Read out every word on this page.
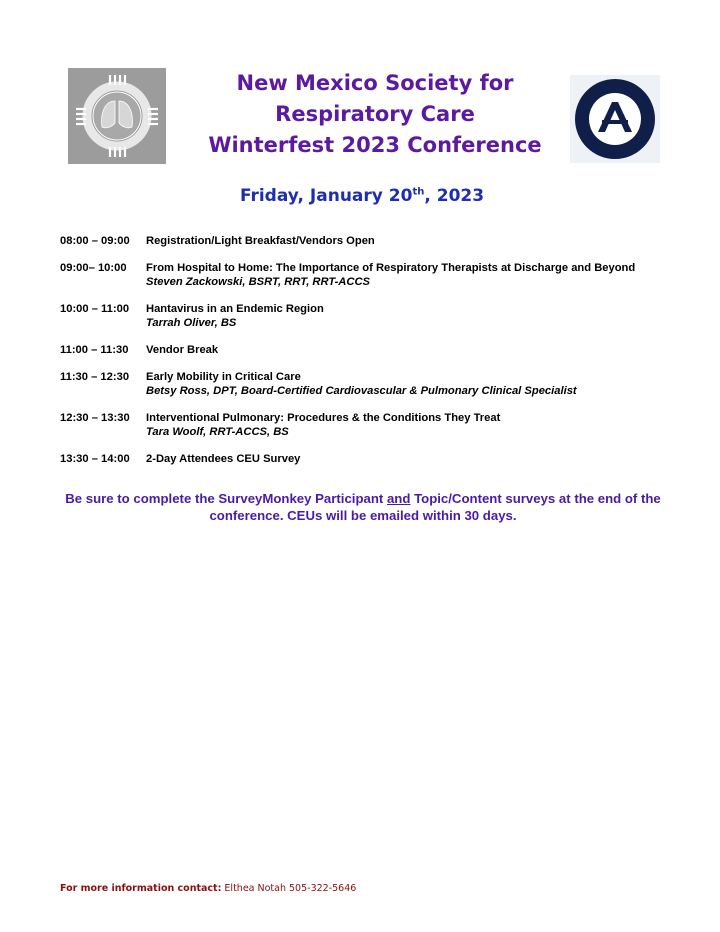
New Mexico Society for
Respiratory Care
Winterfest 2023 Conference
Friday, January 20th, 2023
08:00 – 09:00	Registration/Light Breakfast/Vendors Open
09:00– 10:00	From Hospital to Home: The Importance of Respiratory Therapists at Discharge and Beyond
Steven Zackowski, BSRT, RRT, RRT-ACCS
10:00 – 11:00	Hantavirus in an Endemic Region
Tarrah Oliver, BS
11:00 – 11:30	Vendor Break
11:30 – 12:30	Early Mobility in Critical Care
Betsy Ross, DPT, Board-Certified Cardiovascular & Pulmonary Clinical Specialist
12:30 – 13:30	Interventional Pulmonary: Procedures & the Conditions They Treat
Tara Woolf, RRT-ACCS, BS
13:30 – 14:00	2-Day Attendees CEU Survey
Be sure to complete the SurveyMonkey Participant and Topic/Content surveys at the end of the conference. CEUs will be emailed within 30 days.
For more information contact: Elthea Notah 505-322-5646
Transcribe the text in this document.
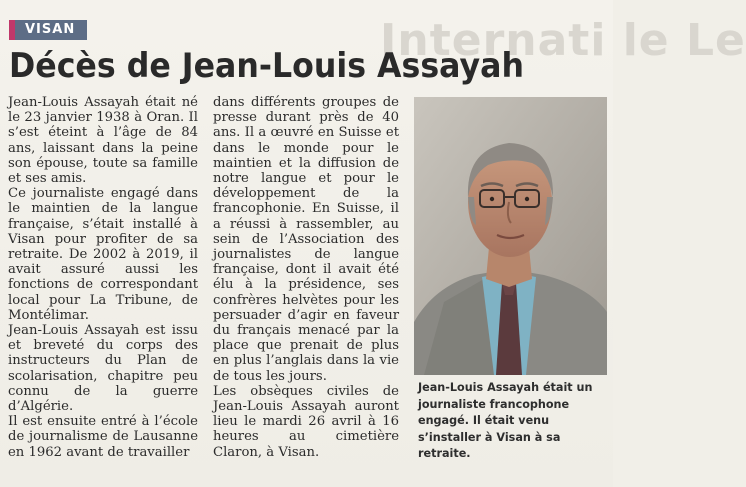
Internati le Le
VISAN
Décès de Jean-Louis Assayah

Jean-Louis Assayah était né le 23 janvier 1938 à Oran. Il s’est éteint à l’âge de 84 ans, laissant dans la peine son épouse, toute sa famille et ses amis.

Ce journaliste engagé dans le maintien de la langue française, s’était installé à Visan pour profiter de sa retraite. De 2002 à 2019, il avait assuré aussi les fonctions de correspondant local pour La Tribune, de Montélimar.

Jean-Louis Assayah est issu et breveté du corps des instructeurs du Plan de scolarisation, chapitre peu connu de la guerre d’Algérie.

Il est ensuite entré à l’école de journalisme de Lausanne en 1962 avant de travailler

dans différents groupes de presse durant près de 40 ans. Il a œuvré en Suisse et dans le monde pour le maintien et la diffusion de notre langue et pour le développement de la francophonie. En Suisse, il a réussi à rassembler, au sein de l’Association des journalistes de langue française, dont il avait été élu à la présidence, ses confrères helvètes pour les persuader d’agir en faveur du français menacé par la place que prenait de plus en plus l’anglais dans la vie de tous les jours.

Les obsèques civiles de Jean-Louis Assayah auront lieu le mardi 26 avril à 16 heures au cimetière Claron, à Visan.

Jean-Louis Assayah était un journaliste francophone engagé. Il était venu s’installer à Visan à sa retraite.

******

- Exercise objective: Images are not wanted in the copy. Please print the material above exactly.

- Reply to the exercise:
Read out every word on this page.
New Mexico Society for
Respiratory Care
Winterfest 2023 Conference
Friday, January 20th, 2023
08:00 – 09:00	Registration/Light Breakfast/Vendors Open
09:00– 10:00	From Hospital to Home: The Importance of Respiratory Therapists at Discharge and Beyond
Steven Zackowski, BSRT, RRT, RRT-ACCS
10:00 – 11:00	Hantavirus in an Endemic Region
Tarrah Oliver, BS
11:00 – 11:30	Vendor Break
11:30 – 12:30	Early Mobility in Critical Care
Betsy Ross, DPT, Board-Certified Cardiovascular & Pulmonary Clinical Specialist
12:30 – 13:30	Interventional Pulmonary: Procedures & the Conditions They Treat
Tara Woolf, RRT-ACCS, BS
13:30 – 14:00	2-Day Attendees CEU Survey
Be sure to complete the SurveyMonkey Participant and Topic/Content surveys at the end of the conference. CEUs will be emailed within 30 days.
For more information contact: Elthea Notah 505-322-5646
Transcribe the text in this document.
Internati le Le
VISAN
Décès de Jean-Louis Assayah

Jean-Louis Assayah était né le 23 janvier 1938 à Oran. Il s’est éteint à l’âge de 84 ans, laissant dans la peine son épouse, toute sa famille et ses amis.

Ce journaliste engagé dans le maintien de la langue française, s’était installé à Visan pour profiter de sa retraite. De 2002 à 2019, il avait assuré aussi les fonctions de correspondant local pour La Tribune, de Montélimar.

Jean-Louis Assayah est issu et breveté du corps des instructeurs du Plan de scolarisation, chapitre peu connu de la guerre d’Algérie.

Il est ensuite entré à l’école de journalisme de Lausanne en 1962 avant de travailler

dans différents groupes de presse durant près de 40 ans. Il a œuvré en Suisse et dans le monde pour le maintien et la diffusion de notre langue et pour le développement de la francophonie. En Suisse, il a réussi à rassembler, au sein de l’Association des journalistes de langue française, dont il avait été élu à la présidence, ses confrères helvètes pour les persuader d’agir en faveur du français menacé par la place que prenait de plus en plus l’anglais dans la vie de tous les jours.

Les obsèques civiles de Jean-Louis Assayah auront lieu le mardi 26 avril à 16 heures au cimetière Claron, à Visan.

Jean-Louis Assayah était un journaliste francophone engagé. Il était venu s’installer à Visan à sa retraite.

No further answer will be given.